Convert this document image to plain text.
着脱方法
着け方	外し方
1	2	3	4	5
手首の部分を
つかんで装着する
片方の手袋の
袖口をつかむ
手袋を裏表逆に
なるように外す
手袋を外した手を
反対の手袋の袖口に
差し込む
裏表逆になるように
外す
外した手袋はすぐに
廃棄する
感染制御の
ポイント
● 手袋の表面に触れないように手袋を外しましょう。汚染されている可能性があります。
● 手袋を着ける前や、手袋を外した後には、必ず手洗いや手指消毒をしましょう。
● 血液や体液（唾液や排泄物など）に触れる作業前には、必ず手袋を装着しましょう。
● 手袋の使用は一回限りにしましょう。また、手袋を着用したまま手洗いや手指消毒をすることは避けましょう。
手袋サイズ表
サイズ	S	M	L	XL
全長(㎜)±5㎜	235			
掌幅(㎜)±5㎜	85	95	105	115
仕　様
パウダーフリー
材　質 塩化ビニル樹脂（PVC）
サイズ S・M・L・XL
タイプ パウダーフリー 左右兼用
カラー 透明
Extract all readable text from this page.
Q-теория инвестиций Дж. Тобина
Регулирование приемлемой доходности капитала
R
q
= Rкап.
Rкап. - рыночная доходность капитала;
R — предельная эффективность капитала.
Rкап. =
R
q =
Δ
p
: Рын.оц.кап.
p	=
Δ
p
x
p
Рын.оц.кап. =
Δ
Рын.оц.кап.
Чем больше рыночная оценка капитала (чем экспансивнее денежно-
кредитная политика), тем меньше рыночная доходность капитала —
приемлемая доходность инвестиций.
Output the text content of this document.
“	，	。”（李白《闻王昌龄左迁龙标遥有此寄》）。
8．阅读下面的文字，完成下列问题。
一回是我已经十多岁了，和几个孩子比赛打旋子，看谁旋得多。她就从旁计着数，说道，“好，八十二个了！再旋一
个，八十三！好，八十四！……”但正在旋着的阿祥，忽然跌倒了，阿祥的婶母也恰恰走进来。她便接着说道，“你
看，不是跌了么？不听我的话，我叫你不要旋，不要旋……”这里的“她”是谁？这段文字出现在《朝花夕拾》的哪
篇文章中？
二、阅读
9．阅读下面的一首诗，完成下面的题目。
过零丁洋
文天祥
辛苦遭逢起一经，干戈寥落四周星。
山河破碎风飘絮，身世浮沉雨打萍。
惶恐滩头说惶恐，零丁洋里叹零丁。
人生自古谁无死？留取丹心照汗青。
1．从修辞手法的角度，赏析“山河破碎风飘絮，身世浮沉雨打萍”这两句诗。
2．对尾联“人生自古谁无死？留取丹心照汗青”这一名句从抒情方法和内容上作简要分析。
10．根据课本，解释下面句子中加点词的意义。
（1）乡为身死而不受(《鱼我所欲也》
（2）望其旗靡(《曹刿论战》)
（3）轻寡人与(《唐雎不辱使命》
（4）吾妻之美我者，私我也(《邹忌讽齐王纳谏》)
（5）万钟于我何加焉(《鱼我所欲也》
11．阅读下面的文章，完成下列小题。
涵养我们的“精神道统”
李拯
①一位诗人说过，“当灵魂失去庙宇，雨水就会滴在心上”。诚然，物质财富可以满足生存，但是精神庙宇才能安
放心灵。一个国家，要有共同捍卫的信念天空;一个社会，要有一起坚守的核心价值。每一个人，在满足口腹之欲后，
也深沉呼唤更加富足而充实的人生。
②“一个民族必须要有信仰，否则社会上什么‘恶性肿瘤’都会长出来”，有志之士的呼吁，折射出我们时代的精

════════

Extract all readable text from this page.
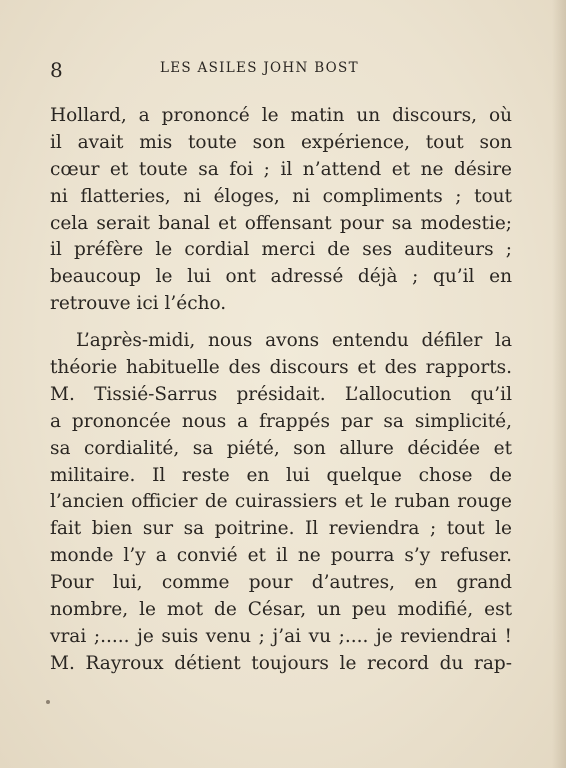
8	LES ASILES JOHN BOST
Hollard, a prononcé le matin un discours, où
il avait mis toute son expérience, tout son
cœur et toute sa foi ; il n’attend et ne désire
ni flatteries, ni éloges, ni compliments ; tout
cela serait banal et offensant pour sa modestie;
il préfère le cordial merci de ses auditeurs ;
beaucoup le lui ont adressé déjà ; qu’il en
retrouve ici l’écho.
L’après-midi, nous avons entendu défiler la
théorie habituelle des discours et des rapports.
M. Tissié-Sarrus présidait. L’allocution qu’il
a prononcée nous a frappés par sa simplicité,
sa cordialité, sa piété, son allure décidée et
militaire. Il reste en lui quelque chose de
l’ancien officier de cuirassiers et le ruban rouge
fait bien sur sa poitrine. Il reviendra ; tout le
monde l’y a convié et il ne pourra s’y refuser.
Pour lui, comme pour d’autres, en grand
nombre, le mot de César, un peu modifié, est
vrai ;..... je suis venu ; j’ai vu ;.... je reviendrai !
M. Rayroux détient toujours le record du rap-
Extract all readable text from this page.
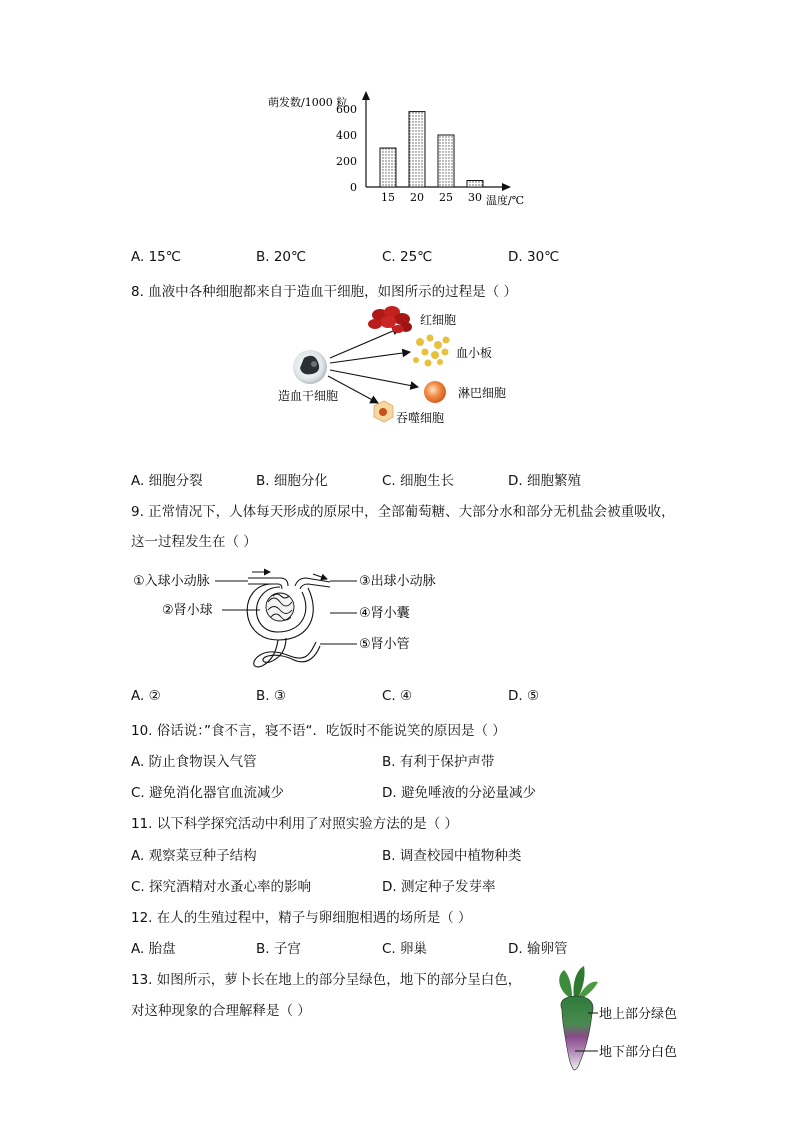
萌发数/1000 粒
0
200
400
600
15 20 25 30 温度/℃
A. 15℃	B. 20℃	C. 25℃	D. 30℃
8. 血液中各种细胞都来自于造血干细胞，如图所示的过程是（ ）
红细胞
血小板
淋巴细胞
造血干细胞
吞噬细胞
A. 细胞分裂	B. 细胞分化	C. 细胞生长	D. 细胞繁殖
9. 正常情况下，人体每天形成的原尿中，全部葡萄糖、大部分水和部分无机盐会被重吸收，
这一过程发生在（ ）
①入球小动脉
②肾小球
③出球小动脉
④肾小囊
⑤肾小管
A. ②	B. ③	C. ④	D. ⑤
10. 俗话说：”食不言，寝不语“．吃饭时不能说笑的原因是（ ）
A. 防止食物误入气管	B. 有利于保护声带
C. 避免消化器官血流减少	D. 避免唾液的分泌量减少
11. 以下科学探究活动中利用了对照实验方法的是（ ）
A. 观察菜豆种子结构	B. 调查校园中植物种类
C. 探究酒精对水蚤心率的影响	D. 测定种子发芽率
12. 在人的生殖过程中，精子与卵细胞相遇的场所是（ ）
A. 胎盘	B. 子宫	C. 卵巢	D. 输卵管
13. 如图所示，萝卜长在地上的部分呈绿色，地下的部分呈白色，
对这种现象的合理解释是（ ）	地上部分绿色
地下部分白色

════════

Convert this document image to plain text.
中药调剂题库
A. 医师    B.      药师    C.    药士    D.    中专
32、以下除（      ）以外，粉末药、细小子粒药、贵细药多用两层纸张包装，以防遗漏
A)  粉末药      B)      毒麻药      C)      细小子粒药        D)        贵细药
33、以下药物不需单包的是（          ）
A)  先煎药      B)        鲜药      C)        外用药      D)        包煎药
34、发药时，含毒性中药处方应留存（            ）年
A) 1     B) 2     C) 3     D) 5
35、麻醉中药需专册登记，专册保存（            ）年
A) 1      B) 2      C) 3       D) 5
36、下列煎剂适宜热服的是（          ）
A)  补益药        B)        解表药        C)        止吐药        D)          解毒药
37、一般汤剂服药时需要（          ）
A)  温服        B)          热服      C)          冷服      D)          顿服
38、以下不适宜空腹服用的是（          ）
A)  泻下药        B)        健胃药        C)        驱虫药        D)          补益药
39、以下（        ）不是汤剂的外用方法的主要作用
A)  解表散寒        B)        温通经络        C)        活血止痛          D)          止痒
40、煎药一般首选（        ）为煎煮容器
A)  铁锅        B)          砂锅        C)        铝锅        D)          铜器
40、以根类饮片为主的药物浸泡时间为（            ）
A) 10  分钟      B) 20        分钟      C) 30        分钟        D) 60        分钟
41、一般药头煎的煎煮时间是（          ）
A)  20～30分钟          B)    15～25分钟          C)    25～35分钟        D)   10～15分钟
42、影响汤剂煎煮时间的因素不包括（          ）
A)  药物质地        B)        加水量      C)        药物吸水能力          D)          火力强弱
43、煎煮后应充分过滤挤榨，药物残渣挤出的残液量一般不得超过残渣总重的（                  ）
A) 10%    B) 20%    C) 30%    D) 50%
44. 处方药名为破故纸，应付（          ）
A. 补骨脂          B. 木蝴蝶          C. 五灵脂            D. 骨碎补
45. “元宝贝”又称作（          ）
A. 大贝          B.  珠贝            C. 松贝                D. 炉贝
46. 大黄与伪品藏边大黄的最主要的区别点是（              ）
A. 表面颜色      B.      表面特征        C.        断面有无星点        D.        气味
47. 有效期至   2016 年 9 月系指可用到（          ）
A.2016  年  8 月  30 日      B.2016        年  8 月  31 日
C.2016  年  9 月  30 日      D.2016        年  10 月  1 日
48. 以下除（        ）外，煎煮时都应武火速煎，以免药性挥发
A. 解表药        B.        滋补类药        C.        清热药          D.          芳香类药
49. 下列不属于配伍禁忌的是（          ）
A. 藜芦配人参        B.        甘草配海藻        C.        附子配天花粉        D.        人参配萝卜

════════

EXERCISE AIM
How many of these lines contain "рыночная"? Write only the number.

EXERCISE RESPONSE
3